====== AVAILABLE DATA

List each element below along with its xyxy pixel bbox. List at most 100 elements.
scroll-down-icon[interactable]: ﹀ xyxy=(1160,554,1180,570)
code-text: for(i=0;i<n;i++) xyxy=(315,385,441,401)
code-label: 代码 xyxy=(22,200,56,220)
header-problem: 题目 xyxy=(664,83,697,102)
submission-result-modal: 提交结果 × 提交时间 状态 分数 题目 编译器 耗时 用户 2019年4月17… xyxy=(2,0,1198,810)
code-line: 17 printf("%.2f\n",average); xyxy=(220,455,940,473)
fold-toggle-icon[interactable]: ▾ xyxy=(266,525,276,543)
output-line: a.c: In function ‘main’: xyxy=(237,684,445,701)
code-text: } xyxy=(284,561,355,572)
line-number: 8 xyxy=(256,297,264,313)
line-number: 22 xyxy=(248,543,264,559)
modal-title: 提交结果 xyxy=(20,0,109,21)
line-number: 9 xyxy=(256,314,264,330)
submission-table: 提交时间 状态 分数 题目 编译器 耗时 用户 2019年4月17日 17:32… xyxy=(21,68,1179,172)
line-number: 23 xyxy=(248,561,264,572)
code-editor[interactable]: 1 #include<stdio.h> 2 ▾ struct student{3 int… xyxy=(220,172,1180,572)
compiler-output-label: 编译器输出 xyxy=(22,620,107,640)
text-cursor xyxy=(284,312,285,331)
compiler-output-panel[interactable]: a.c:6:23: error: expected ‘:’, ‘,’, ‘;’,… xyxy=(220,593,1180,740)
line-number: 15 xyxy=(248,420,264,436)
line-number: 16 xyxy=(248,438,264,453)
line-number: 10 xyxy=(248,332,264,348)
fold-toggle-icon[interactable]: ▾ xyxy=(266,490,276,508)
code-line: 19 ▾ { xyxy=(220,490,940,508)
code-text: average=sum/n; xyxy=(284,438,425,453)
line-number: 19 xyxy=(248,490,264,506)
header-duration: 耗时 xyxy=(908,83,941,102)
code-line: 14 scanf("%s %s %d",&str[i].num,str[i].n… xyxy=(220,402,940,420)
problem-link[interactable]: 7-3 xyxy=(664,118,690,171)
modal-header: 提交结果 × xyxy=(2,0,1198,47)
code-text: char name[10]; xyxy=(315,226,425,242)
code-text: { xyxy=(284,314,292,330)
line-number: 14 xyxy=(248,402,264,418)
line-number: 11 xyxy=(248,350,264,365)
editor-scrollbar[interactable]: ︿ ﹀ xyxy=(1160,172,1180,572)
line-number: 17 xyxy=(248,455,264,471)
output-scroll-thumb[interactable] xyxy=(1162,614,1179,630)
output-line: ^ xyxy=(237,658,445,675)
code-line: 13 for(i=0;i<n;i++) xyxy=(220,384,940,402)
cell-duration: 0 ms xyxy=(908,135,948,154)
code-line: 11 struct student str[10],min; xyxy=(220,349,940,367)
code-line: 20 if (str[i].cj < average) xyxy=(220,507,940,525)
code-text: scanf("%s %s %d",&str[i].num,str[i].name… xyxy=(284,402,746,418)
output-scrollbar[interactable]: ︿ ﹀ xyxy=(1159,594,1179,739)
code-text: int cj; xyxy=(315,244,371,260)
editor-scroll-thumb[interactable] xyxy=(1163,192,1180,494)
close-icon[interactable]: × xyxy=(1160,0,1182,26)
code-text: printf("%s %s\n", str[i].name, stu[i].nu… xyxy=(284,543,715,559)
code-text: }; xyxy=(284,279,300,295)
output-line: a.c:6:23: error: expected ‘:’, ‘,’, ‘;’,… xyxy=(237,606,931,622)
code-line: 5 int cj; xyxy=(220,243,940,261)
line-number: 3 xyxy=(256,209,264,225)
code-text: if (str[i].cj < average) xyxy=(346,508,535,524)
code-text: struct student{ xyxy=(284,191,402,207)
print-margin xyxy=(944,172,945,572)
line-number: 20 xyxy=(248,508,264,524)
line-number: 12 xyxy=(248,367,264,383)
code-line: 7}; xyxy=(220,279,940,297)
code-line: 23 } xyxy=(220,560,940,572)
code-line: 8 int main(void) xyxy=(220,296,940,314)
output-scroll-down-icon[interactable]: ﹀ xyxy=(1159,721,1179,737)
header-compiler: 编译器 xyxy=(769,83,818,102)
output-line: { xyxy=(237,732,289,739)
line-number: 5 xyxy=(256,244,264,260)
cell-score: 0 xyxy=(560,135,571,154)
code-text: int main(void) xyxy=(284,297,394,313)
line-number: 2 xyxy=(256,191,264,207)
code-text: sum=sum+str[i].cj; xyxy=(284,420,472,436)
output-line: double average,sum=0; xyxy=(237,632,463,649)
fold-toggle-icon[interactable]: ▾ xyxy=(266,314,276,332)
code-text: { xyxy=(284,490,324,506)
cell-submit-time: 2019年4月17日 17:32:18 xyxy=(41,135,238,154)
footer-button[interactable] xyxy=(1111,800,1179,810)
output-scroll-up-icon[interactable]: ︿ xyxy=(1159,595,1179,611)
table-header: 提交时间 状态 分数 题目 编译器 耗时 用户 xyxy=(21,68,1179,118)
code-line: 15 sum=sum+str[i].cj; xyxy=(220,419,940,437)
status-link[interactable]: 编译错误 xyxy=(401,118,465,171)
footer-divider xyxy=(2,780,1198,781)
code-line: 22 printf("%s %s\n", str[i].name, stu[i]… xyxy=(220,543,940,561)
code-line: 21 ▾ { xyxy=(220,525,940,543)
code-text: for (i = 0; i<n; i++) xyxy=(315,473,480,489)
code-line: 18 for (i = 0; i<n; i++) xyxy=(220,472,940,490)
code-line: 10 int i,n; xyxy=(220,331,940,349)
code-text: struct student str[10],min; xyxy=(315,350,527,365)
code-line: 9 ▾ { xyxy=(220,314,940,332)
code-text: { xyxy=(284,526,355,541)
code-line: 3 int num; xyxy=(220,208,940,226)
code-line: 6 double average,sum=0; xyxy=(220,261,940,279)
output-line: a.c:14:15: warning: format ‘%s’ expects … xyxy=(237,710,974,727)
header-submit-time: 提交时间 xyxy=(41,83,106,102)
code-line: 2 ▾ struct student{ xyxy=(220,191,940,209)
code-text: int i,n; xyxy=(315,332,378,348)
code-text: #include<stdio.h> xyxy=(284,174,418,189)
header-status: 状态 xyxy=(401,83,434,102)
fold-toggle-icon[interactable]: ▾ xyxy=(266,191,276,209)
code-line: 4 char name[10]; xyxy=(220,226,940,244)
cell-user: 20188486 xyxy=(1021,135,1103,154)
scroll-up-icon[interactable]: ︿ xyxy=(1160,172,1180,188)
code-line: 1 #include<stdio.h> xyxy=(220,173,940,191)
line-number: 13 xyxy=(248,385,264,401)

============

Copy the listing word for word from its first line through the line that contains "code-editor[interactable]: 1 #include<stdio.h>", including both ends.

> _SOLVED PROBLEM_:
List each element below along with its xyxy pixel bbox. List at most 100 elements.
scroll-down-icon[interactable]: ﹀ xyxy=(1160,554,1180,570)
code-text: for(i=0;i<n;i++) xyxy=(315,385,441,401)
code-label: 代码 xyxy=(22,200,56,220)
header-problem: 题目 xyxy=(664,83,697,102)
submission-result-modal: 提交结果 × 提交时间 状态 分数 题目 编译器 耗时 用户 2019年4月17… xyxy=(2,0,1198,810)
code-line: 17 printf("%.2f\n",average); xyxy=(220,455,940,473)
fold-toggle-icon[interactable]: ▾ xyxy=(266,525,276,543)
output-line: a.c: In function ‘main’: xyxy=(237,684,445,701)
code-text: } xyxy=(284,561,355,572)
line-number: 8 xyxy=(256,297,264,313)
line-number: 22 xyxy=(248,543,264,559)
modal-title: 提交结果 xyxy=(20,0,109,21)
line-number: 9 xyxy=(256,314,264,330)
submission-table: 提交时间 状态 分数 题目 编译器 耗时 用户 2019年4月17日 17:32… xyxy=(21,68,1179,172)
line-number: 23 xyxy=(248,561,264,572)
code-editor[interactable]: 1 #include<stdio.h> 2 ▾ struct student{3 int… xyxy=(220,172,1180,572)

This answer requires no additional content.